WHAT TO WORK ON: Return all lines in the material below that contain "period".

RAW RECORDS:

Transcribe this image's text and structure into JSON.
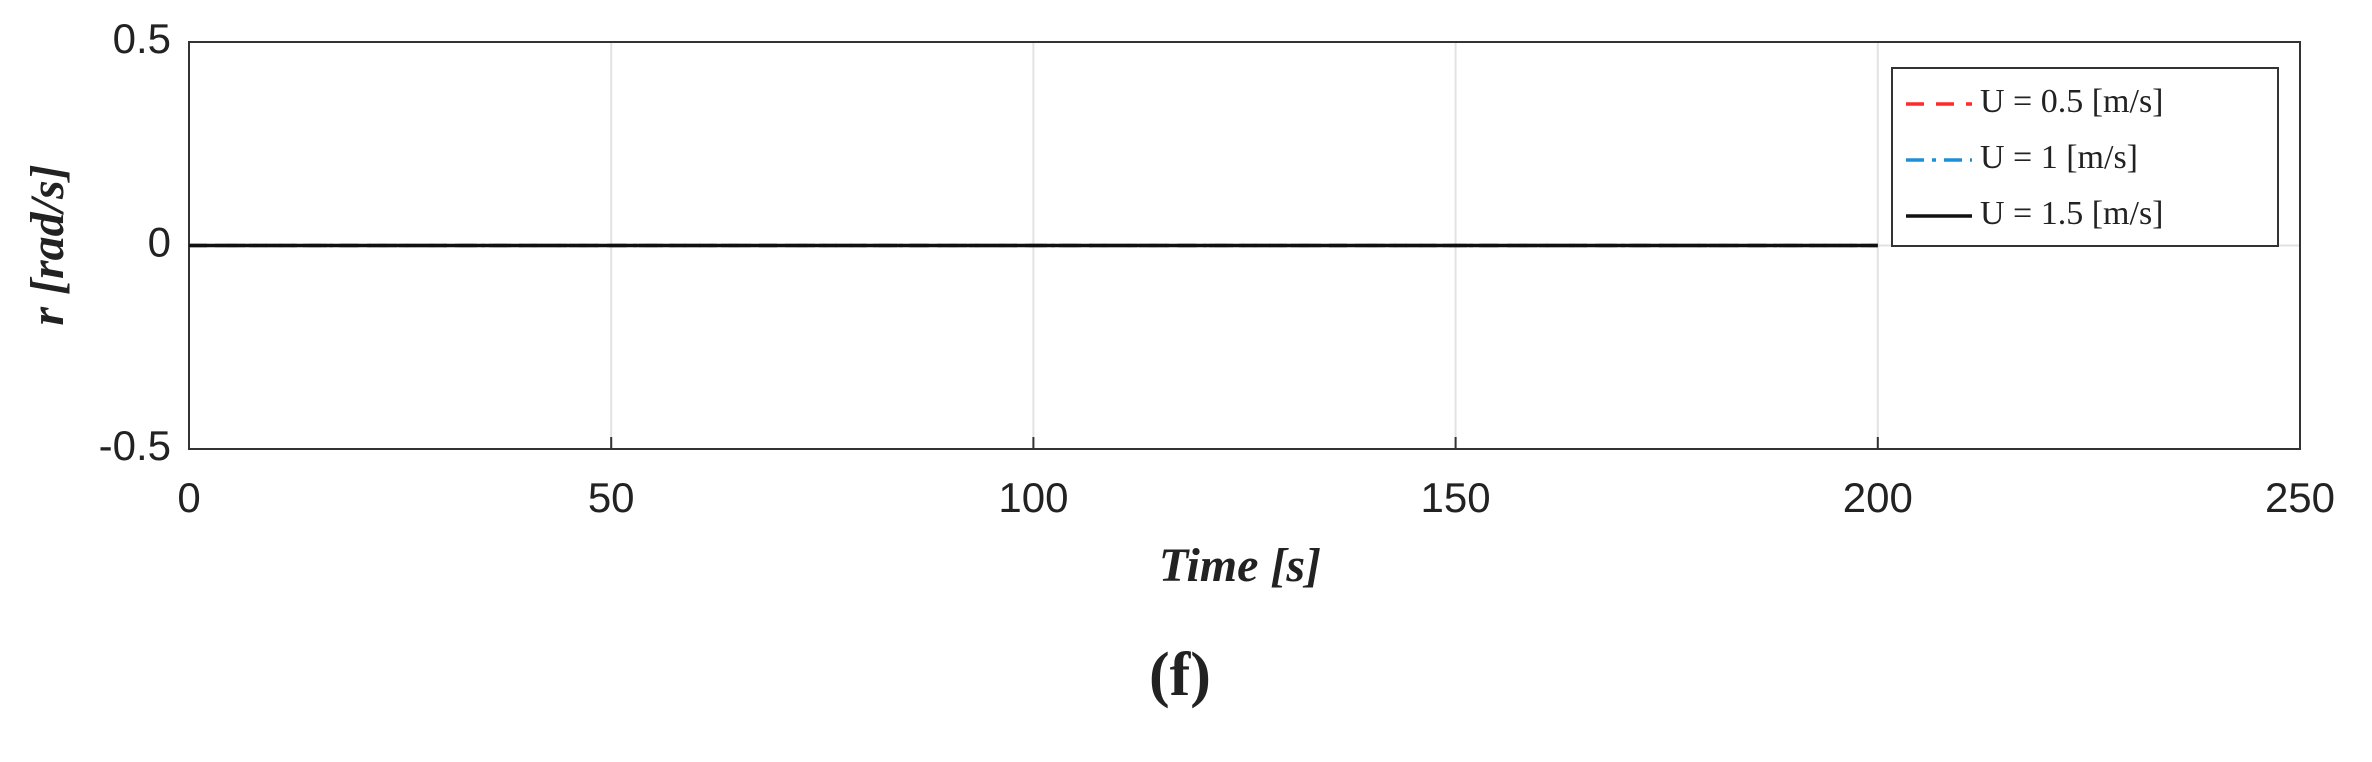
{
  "chart_data": {
    "type": "line",
    "xlabel": "Time  [s]",
    "ylabel": "r  [rad/s]",
    "caption": "(f)",
    "x": [
      0,
      200
    ],
    "series": [
      {
        "name": "U = 0.5 [m/s]",
        "color": "#ff2a2a",
        "dash": "dashed",
        "values": [
          0,
          0
        ]
      },
      {
        "name": "U = 1    [m/s]",
        "color": "#1e90d8",
        "dash": "dashdot",
        "values": [
          0,
          0
        ]
      },
      {
        "name": "U = 1.5 [m/s]",
        "color": "#111111",
        "dash": "solid",
        "values": [
          0,
          0
        ]
      }
    ],
    "xlim": [
      0,
      250
    ],
    "xticks": [
      0,
      50,
      100,
      150,
      200,
      250
    ],
    "ylim": [
      -0.5,
      0.5
    ],
    "yticks": [
      -0.5,
      0,
      0.5
    ],
    "grid": true,
    "legend": "upper right"
  }
}
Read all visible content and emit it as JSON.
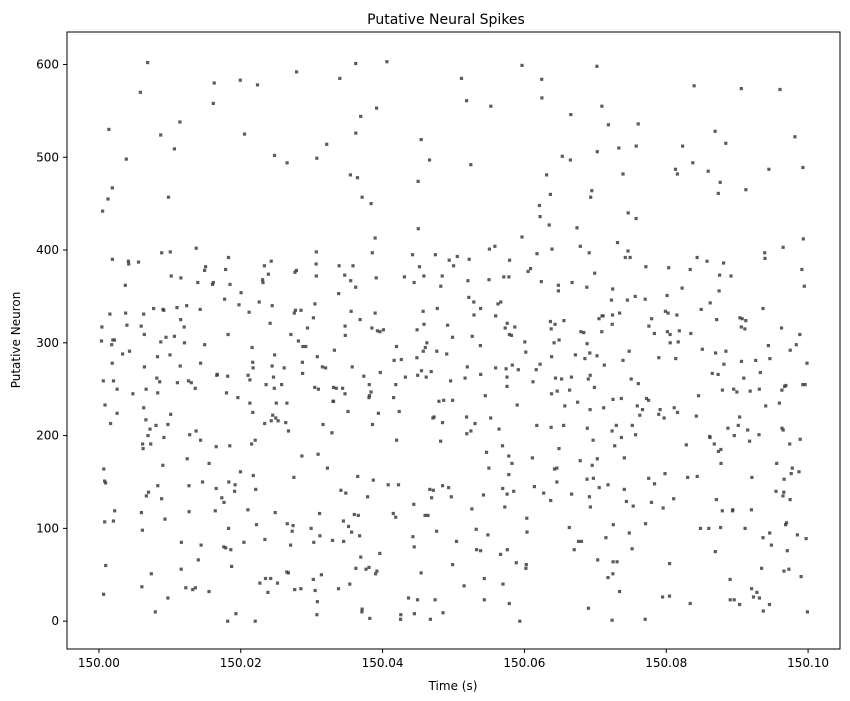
{
  "chart_data": {
    "type": "scatter",
    "title": "Putative Neural Spikes",
    "xlabel": "Time (s)",
    "ylabel": "Putative Neuron",
    "xlim": [
      149.9955,
      150.1045
    ],
    "ylim": [
      -30,
      635
    ],
    "xticks": [
      150.0,
      150.02,
      150.04,
      150.06,
      150.08,
      150.1
    ],
    "xtick_labels": [
      "150.00",
      "150.02",
      "150.04",
      "150.06",
      "150.08",
      "150.10"
    ],
    "yticks": [
      0,
      100,
      200,
      300,
      400,
      500,
      600
    ],
    "ytick_labels": [
      "0",
      "100",
      "200",
      "300",
      "400",
      "500",
      "600"
    ],
    "grid": false,
    "marker_color": "#404040",
    "spike_count": 780,
    "seed": 12345
  }
}
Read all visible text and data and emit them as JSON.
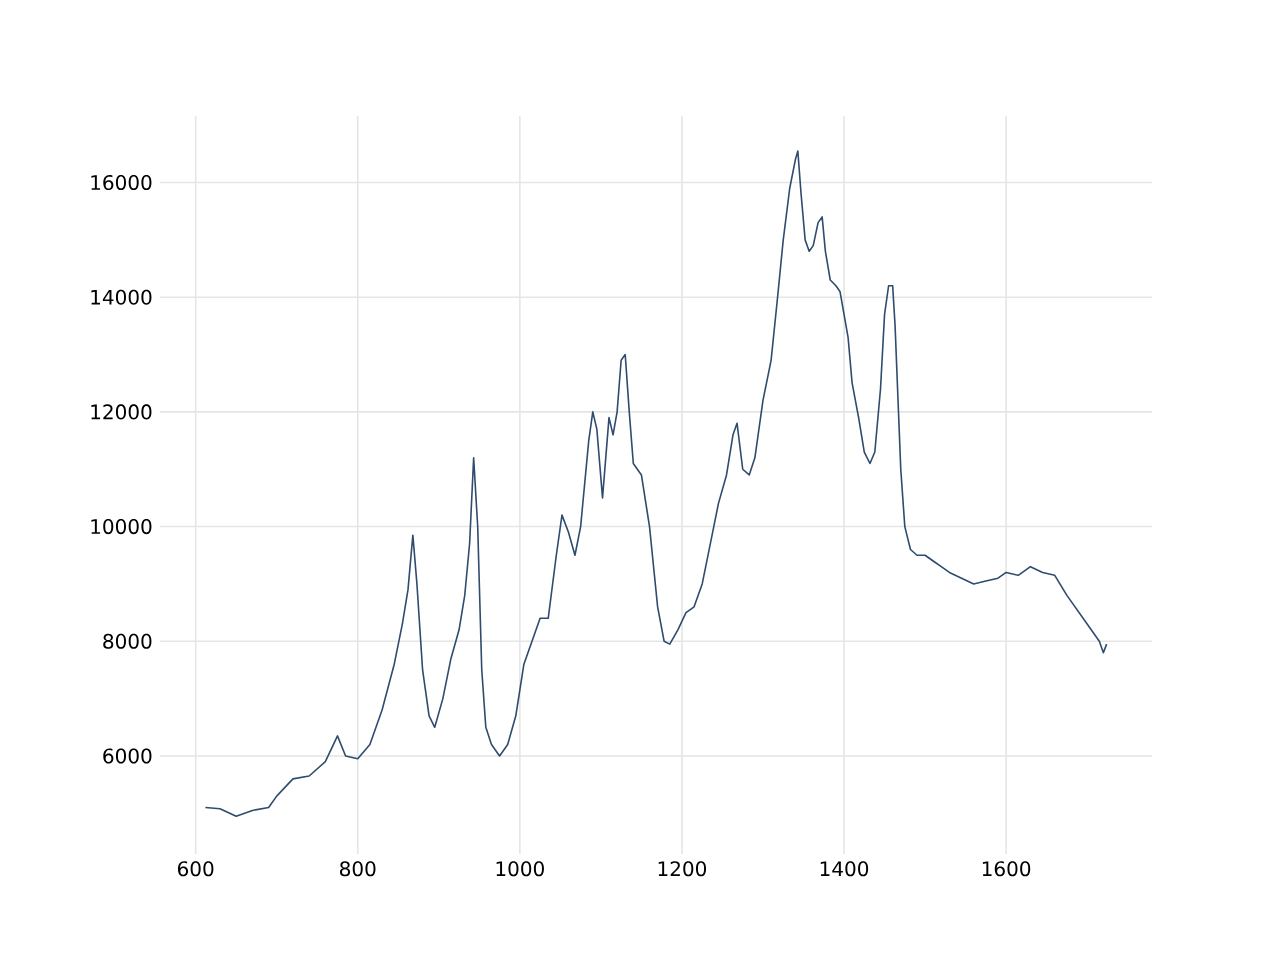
{
  "chart_data": {
    "type": "line",
    "color": "#2f4b6e",
    "grid": true,
    "xlim": [
      556,
      1780
    ],
    "ylim": [
      4290,
      17160
    ],
    "xticks": [
      600,
      800,
      1000,
      1200,
      1400,
      1600
    ],
    "yticks": [
      6000,
      8000,
      10000,
      12000,
      14000,
      16000
    ],
    "x": [
      612,
      630,
      650,
      670,
      690,
      700,
      720,
      740,
      760,
      775,
      785,
      800,
      815,
      830,
      845,
      855,
      862,
      868,
      873,
      880,
      888,
      895,
      905,
      915,
      925,
      932,
      938,
      943,
      948,
      953,
      958,
      965,
      975,
      985,
      995,
      1005,
      1015,
      1025,
      1035,
      1045,
      1052,
      1060,
      1068,
      1075,
      1085,
      1090,
      1095,
      1102,
      1110,
      1115,
      1120,
      1125,
      1130,
      1135,
      1140,
      1150,
      1160,
      1170,
      1178,
      1185,
      1195,
      1205,
      1215,
      1225,
      1235,
      1245,
      1255,
      1263,
      1268,
      1275,
      1283,
      1290,
      1300,
      1310,
      1318,
      1325,
      1333,
      1340,
      1343,
      1347,
      1352,
      1357,
      1362,
      1368,
      1373,
      1377,
      1383,
      1390,
      1395,
      1400,
      1405,
      1410,
      1418,
      1425,
      1432,
      1438,
      1445,
      1450,
      1455,
      1460,
      1463,
      1470,
      1475,
      1482,
      1490,
      1500,
      1510,
      1520,
      1530,
      1545,
      1560,
      1575,
      1590,
      1600,
      1615,
      1630,
      1645,
      1660,
      1675,
      1690,
      1705,
      1715,
      1720,
      1724
    ],
    "values": [
      5100,
      5080,
      4950,
      5050,
      5100,
      5300,
      5600,
      5650,
      5900,
      6350,
      6000,
      5950,
      6200,
      6800,
      7600,
      8300,
      8900,
      9850,
      9000,
      7500,
      6700,
      6500,
      7000,
      7700,
      8200,
      8800,
      9700,
      11200,
      10000,
      7500,
      6500,
      6200,
      6000,
      6200,
      6700,
      7600,
      8000,
      8400,
      8400,
      9500,
      10200,
      9900,
      9500,
      10000,
      11500,
      12000,
      11700,
      10500,
      11900,
      11600,
      12000,
      12900,
      13000,
      12000,
      11100,
      10900,
      10000,
      8600,
      8000,
      7950,
      8200,
      8500,
      8600,
      9000,
      9700,
      10400,
      10900,
      11600,
      11800,
      11000,
      10900,
      11200,
      12200,
      12900,
      14000,
      15000,
      15900,
      16400,
      16550,
      15800,
      15000,
      14800,
      14900,
      15300,
      15400,
      14800,
      14300,
      14200,
      14100,
      13700,
      13300,
      12500,
      11900,
      11300,
      11100,
      11300,
      12400,
      13700,
      14200,
      14200,
      13500,
      11000,
      10000,
      9600,
      9500,
      9500,
      9400,
      9300,
      9200,
      9100,
      9000,
      9050,
      9100,
      9200,
      9150,
      9300,
      9200,
      9150,
      8800,
      8500,
      8200,
      8000,
      7800,
      7950
    ]
  }
}
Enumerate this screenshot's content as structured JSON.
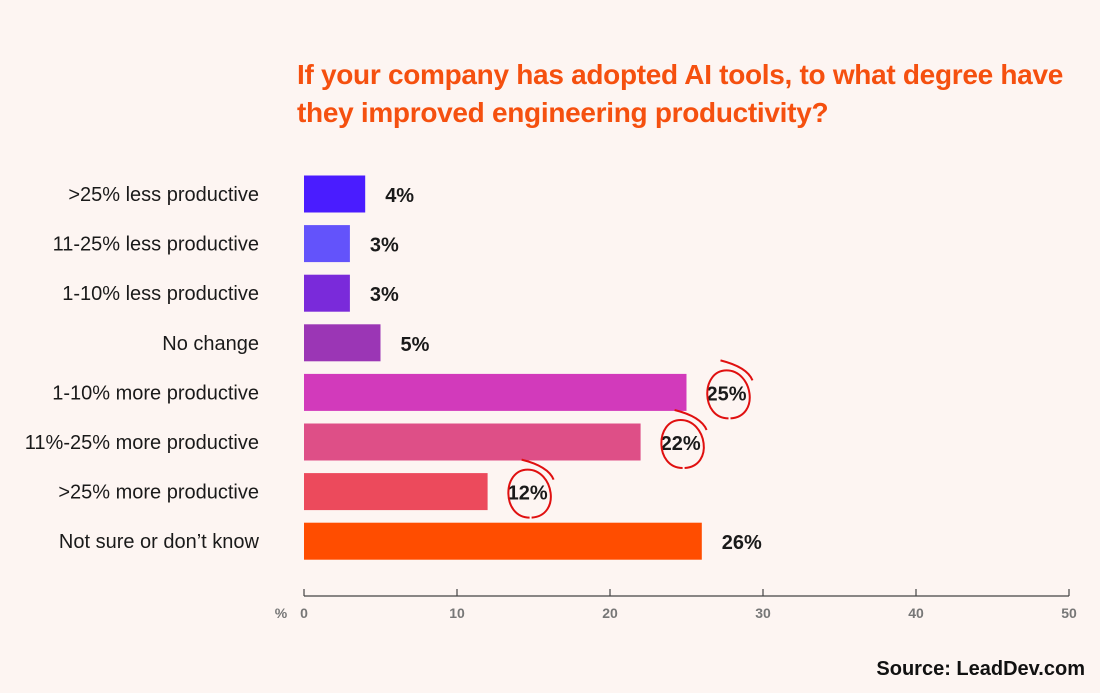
{
  "chart_data": {
    "type": "bar",
    "orientation": "horizontal",
    "title": "If your company has adopted AI tools, to what degree have they improved engineering productivity?",
    "categories": [
      ">25% less productive",
      "11-25% less productive",
      "1-10% less productive",
      "No change",
      "1-10% more productive",
      "11%-25% more productive",
      ">25% more productive",
      "Not sure or don’t know"
    ],
    "values": [
      4,
      3,
      3,
      5,
      25,
      22,
      12,
      26
    ],
    "value_labels": [
      "4%",
      "3%",
      "3%",
      "5%",
      "25%",
      "22%",
      "12%",
      "26%"
    ],
    "colors": [
      "#4a1cff",
      "#6353fb",
      "#7a2ada",
      "#9b36b5",
      "#d23abb",
      "#de4f87",
      "#ec4a5c",
      "#ff4d00"
    ],
    "circled": [
      false,
      false,
      false,
      false,
      true,
      true,
      true,
      false
    ],
    "xlabel": "%",
    "xlim": [
      0,
      50
    ],
    "xticks": [
      0,
      10,
      20,
      30,
      40,
      50
    ],
    "xtick_labels": [
      "0",
      "10",
      "20",
      "30",
      "40",
      "50"
    ],
    "grid": false,
    "legend": "none"
  },
  "source": "Source: LeadDev.com"
}
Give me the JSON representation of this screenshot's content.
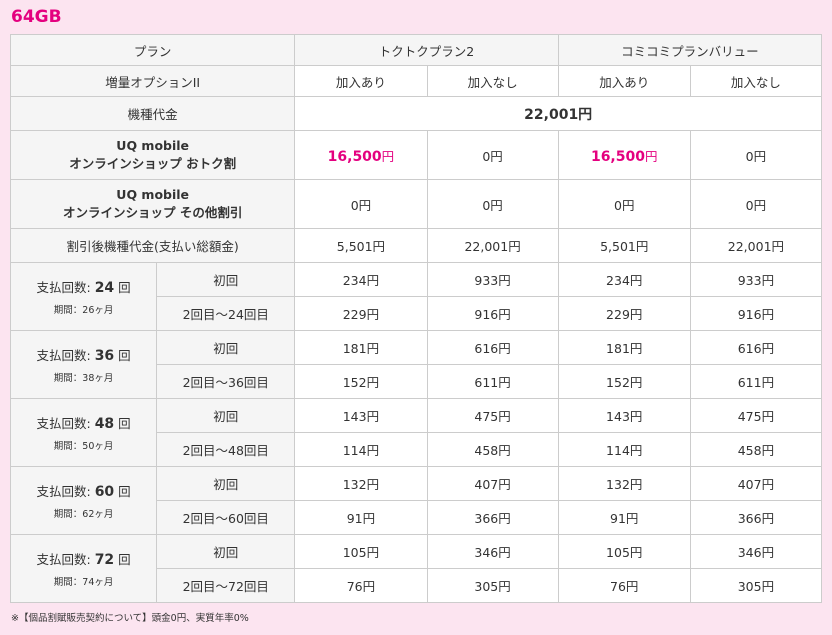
{
  "title": "64GB",
  "header": {
    "plan_label": "プラン",
    "plan_a": "トクトクプラン2",
    "plan_b": "コミコミプランバリュー",
    "option_label": "増量オプションII",
    "join_yes": "加入あり",
    "join_no": "加入なし"
  },
  "device_price": {
    "label": "機種代金",
    "value": "22,001円"
  },
  "discount_otoku": {
    "label_line1": "UQ mobile",
    "label_line2": "オンラインショップ おトク割",
    "amount_pink": "16,500",
    "yen": "円",
    "values": [
      "16,500円",
      "0円",
      "16,500円",
      "0円"
    ]
  },
  "discount_other": {
    "label_line1": "UQ mobile",
    "label_line2": "オンラインショップ その他割引",
    "values": [
      "0円",
      "0円",
      "0円",
      "0円"
    ]
  },
  "after_discount": {
    "label": "割引後機種代金(支払い総額金)",
    "values": [
      "5,501円",
      "22,001円",
      "5,501円",
      "22,001円"
    ]
  },
  "payments": [
    {
      "prefix": "支払回数:",
      "count": "24",
      "suffix": "回",
      "period": "期間：26ヶ月",
      "first_label": "初回",
      "first": [
        "234円",
        "933円",
        "234円",
        "933円"
      ],
      "rest_label": "2回目〜24回目",
      "rest": [
        "229円",
        "916円",
        "229円",
        "916円"
      ]
    },
    {
      "prefix": "支払回数:",
      "count": "36",
      "suffix": "回",
      "period": "期間：38ヶ月",
      "first_label": "初回",
      "first": [
        "181円",
        "616円",
        "181円",
        "616円"
      ],
      "rest_label": "2回目〜36回目",
      "rest": [
        "152円",
        "611円",
        "152円",
        "611円"
      ]
    },
    {
      "prefix": "支払回数:",
      "count": "48",
      "suffix": "回",
      "period": "期間：50ヶ月",
      "first_label": "初回",
      "first": [
        "143円",
        "475円",
        "143円",
        "475円"
      ],
      "rest_label": "2回目〜48回目",
      "rest": [
        "114円",
        "458円",
        "114円",
        "458円"
      ]
    },
    {
      "prefix": "支払回数:",
      "count": "60",
      "suffix": "回",
      "period": "期間：62ヶ月",
      "first_label": "初回",
      "first": [
        "132円",
        "407円",
        "132円",
        "407円"
      ],
      "rest_label": "2回目〜60回目",
      "rest": [
        "91円",
        "366円",
        "91円",
        "366円"
      ]
    },
    {
      "prefix": "支払回数:",
      "count": "72",
      "suffix": "回",
      "period": "期間：74ヶ月",
      "first_label": "初回",
      "first": [
        "105円",
        "346円",
        "105円",
        "346円"
      ],
      "rest_label": "2回目〜72回目",
      "rest": [
        "76円",
        "305円",
        "76円",
        "305円"
      ]
    }
  ],
  "note": "※【個品割賦販売契約について】頭金0円、実質年率0%"
}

EXPECTED ANSWER:
      "period": "期間：26ヶ月",
      "period": "期間：38ヶ月",
      "period": "期間：50ヶ月",
      "period": "期間：62ヶ月",
      "period": "期間：74ヶ月",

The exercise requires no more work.